Objective – Give only the number of lines in the listing below where the string "from" occurs.

Supplied data –
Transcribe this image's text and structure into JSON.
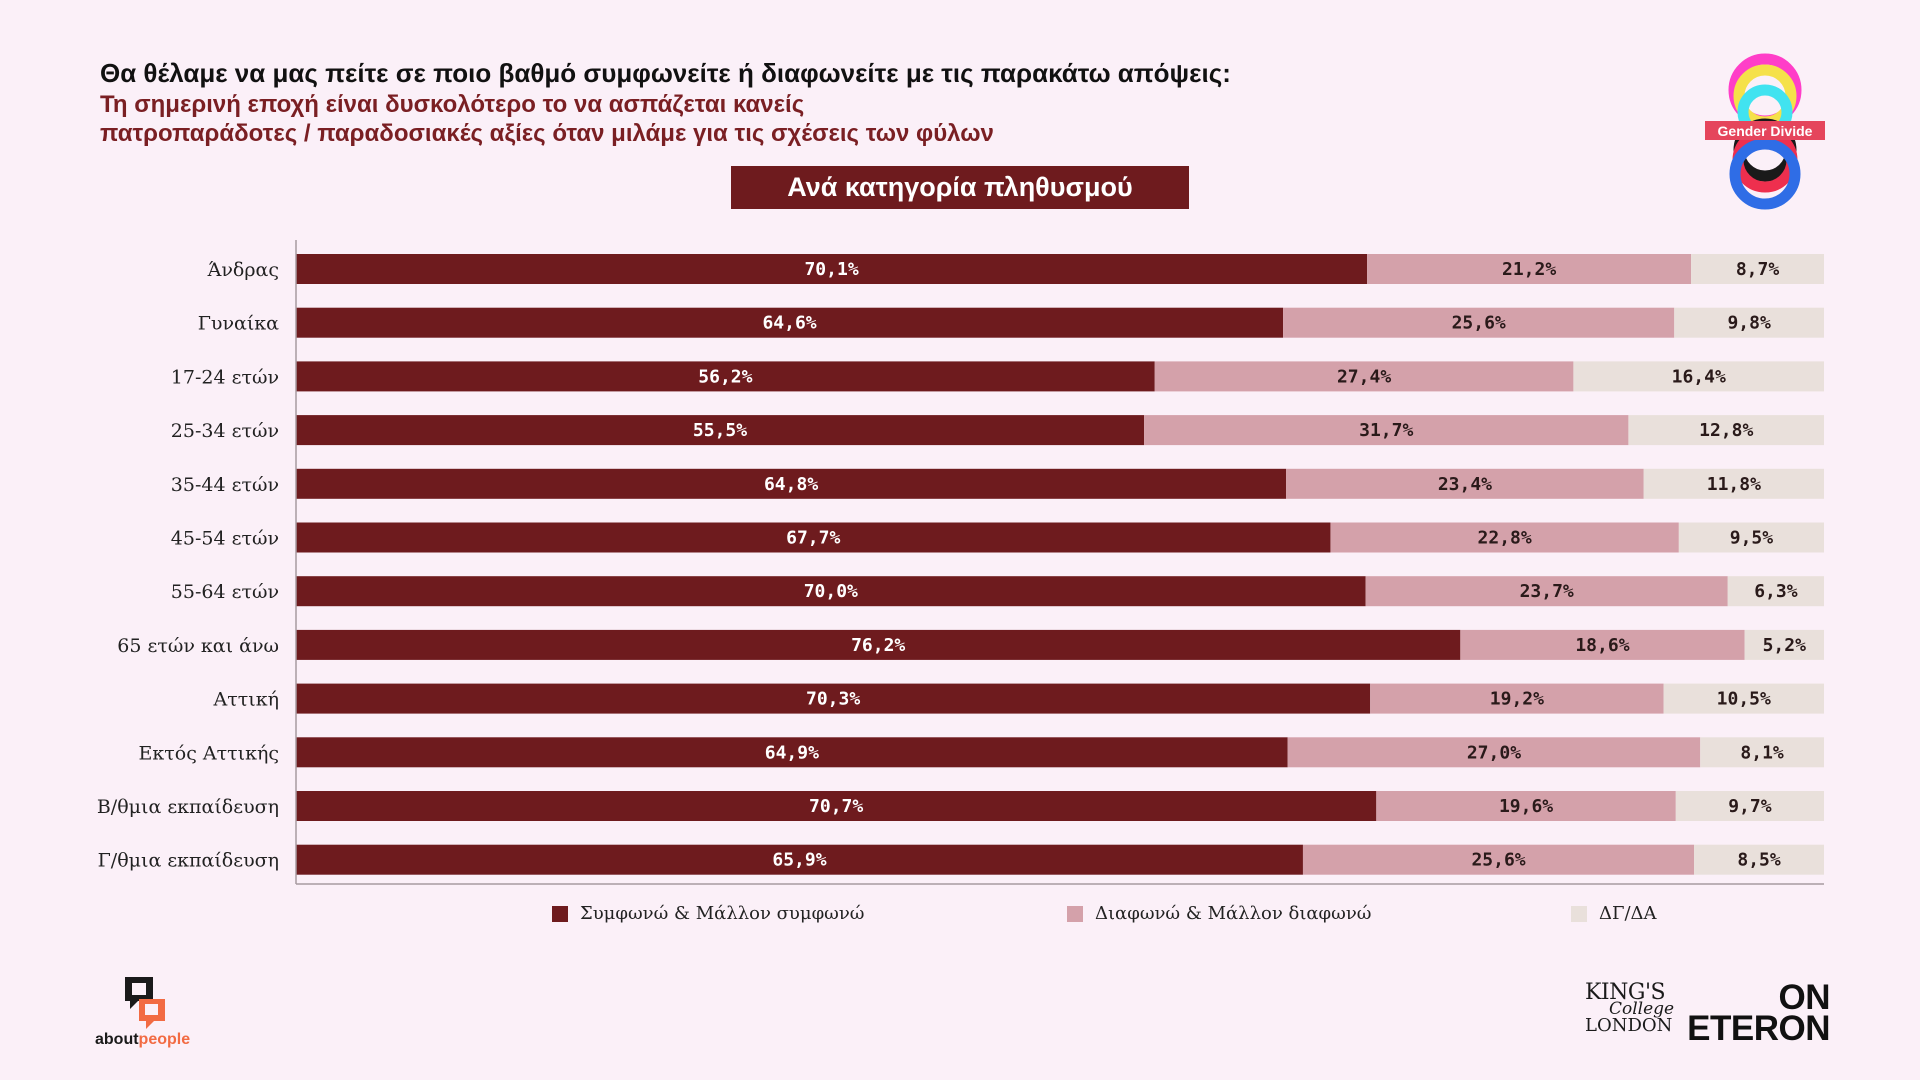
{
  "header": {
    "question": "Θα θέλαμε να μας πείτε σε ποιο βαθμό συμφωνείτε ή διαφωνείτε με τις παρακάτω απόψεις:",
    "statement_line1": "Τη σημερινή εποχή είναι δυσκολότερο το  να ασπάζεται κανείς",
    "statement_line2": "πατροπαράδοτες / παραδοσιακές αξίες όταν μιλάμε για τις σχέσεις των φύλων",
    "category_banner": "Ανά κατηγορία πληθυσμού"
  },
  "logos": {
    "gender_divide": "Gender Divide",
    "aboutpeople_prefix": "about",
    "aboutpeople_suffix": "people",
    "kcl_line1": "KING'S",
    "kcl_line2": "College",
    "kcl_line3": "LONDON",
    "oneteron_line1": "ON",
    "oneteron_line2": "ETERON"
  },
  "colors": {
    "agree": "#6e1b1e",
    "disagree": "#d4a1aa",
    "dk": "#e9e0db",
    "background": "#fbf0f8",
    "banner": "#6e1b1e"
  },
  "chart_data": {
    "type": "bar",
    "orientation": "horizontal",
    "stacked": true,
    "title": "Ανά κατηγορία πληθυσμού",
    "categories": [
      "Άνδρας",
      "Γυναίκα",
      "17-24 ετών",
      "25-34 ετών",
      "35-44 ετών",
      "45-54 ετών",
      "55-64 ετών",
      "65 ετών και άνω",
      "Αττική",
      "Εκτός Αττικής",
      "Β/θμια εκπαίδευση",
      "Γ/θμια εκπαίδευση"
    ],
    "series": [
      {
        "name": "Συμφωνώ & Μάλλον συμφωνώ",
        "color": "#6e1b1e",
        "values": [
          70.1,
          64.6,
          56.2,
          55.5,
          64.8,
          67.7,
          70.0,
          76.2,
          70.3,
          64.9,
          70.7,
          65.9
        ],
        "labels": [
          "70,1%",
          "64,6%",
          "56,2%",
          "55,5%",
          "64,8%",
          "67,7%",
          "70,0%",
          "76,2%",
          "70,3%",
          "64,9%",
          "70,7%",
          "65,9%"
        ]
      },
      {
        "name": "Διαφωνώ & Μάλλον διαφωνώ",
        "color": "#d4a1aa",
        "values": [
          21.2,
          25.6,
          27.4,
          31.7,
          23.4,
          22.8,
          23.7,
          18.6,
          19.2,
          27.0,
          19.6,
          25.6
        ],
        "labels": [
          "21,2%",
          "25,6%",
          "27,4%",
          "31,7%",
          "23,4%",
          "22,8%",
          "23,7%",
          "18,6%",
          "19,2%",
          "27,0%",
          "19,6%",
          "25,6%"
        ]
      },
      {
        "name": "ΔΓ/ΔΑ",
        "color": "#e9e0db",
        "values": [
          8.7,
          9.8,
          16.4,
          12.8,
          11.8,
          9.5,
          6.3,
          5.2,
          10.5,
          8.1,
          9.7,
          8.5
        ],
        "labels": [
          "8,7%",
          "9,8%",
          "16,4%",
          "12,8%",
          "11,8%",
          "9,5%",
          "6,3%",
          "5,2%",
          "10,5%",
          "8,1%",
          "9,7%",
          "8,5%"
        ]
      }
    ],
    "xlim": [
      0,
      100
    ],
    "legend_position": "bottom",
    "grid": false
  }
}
---
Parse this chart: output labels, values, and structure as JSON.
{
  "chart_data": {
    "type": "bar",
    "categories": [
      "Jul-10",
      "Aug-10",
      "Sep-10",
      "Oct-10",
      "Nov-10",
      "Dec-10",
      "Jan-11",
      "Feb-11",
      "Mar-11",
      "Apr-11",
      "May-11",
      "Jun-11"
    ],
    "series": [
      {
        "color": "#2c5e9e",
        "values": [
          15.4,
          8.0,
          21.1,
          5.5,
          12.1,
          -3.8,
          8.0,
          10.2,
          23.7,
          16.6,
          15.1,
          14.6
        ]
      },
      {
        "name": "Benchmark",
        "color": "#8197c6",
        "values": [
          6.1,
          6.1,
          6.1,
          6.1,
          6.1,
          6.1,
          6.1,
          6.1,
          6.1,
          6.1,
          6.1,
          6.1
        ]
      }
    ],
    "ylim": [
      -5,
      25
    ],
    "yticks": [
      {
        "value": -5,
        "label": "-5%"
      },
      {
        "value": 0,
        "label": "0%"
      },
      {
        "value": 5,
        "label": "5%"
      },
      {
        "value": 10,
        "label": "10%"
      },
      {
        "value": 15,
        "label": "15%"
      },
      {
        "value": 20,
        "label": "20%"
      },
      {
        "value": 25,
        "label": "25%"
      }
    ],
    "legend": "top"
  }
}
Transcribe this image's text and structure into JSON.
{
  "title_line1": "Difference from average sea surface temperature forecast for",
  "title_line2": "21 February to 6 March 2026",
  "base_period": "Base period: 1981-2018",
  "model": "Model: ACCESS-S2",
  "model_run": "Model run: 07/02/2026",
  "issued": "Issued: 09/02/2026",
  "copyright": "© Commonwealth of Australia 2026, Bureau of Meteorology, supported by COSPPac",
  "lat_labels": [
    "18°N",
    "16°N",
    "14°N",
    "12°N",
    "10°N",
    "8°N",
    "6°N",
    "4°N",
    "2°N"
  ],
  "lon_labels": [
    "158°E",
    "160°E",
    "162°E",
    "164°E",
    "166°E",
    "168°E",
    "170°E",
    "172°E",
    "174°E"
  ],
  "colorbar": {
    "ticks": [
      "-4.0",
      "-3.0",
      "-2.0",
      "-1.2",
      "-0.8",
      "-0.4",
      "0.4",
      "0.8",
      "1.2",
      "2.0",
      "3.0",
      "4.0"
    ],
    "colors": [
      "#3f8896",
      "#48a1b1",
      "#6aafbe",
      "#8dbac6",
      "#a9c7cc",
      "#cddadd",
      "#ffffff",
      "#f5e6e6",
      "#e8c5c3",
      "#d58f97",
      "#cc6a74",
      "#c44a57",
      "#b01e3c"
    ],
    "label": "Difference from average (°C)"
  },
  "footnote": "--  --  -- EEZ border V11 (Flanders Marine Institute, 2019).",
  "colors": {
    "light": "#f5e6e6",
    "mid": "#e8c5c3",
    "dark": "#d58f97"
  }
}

Reply – 2